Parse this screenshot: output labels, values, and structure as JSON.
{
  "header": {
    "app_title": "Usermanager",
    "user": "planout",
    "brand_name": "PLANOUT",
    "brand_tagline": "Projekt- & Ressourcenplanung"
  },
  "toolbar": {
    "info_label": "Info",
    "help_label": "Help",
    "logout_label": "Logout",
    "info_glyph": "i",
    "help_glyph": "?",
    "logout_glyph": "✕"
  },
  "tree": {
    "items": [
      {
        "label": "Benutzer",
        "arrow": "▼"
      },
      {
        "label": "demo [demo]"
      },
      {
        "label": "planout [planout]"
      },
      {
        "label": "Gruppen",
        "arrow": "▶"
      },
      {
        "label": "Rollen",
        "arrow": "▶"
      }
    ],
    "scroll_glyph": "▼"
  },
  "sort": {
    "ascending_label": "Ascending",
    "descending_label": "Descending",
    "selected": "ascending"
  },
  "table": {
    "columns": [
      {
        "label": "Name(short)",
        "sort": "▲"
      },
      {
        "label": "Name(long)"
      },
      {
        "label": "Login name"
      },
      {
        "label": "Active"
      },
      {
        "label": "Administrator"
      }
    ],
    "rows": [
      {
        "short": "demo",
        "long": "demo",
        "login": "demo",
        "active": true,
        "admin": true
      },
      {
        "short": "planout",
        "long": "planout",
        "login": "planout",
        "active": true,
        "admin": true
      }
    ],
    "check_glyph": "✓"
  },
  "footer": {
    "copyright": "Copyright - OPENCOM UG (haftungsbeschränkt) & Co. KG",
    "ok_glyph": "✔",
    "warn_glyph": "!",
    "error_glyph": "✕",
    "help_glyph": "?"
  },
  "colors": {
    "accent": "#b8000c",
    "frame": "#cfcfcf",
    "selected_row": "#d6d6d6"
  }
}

**WHAT IS NEEDED:** Each record above should be returned exactly as it appears.

**FINISHED TASK:**
Parse this screenshot: output labels, values, and structure as JSON.
{
  "header": {
    "app_title": "Usermanager",
    "user": "planout",
    "brand_name": "PLANOUT",
    "brand_tagline": "Projekt- & Ressourcenplanung"
  },
  "toolbar": {
    "info_label": "Info",
    "help_label": "Help",
    "logout_label": "Logout",
    "info_glyph": "i",
    "help_glyph": "?",
    "logout_glyph": "✕"
  },
  "tree": {
    "items": [
      {
        "label": "Benutzer",
        "arrow": "▼"
      },
      {
        "label": "demo [demo]"
      },
      {
        "label": "planout [planout]"
      },
      {
        "label": "Gruppen",
        "arrow": "▶"
      },
      {
        "label": "Rollen",
        "arrow": "▶"
      }
    ],
    "scroll_glyph": "▼"
  },
  "sort": {
    "ascending_label": "Ascending",
    "descending_label": "Descending",
    "selected": "ascending"
  },
  "table": {
    "columns": [
      {
        "label": "Name(short)",
        "sort": "▲"
      },
      {
        "label": "Name(long)"
      },
      {
        "label": "Login name"
      },
      {
        "label": "Active"
      },
      {
        "label": "Administrator"
      }
    ],
    "rows": [
      {
        "short": "demo",
        "long": "demo",
        "login": "demo",
        "active": true,
        "admin": true
      },
      {
        "short": "planout",
        "long": "planout",
        "login": "planout",
        "active": true,
        "admin": true
      }
    ],
    "check_glyph": "✓"
  },
  "footer": {
    "copyright": "Copyright - OPENCOM UG (haftungsbeschränkt) & Co. KG",
    "ok_glyph": "✔",
    "warn_glyph": "!",
    "error_glyph": "✕",
    "help_glyph": "?"
  },
  "colors": {
    "accent": "#b8000c",
    "frame": "#cfcfcf",
    "selected_row": "#d6d6d6"
  }
}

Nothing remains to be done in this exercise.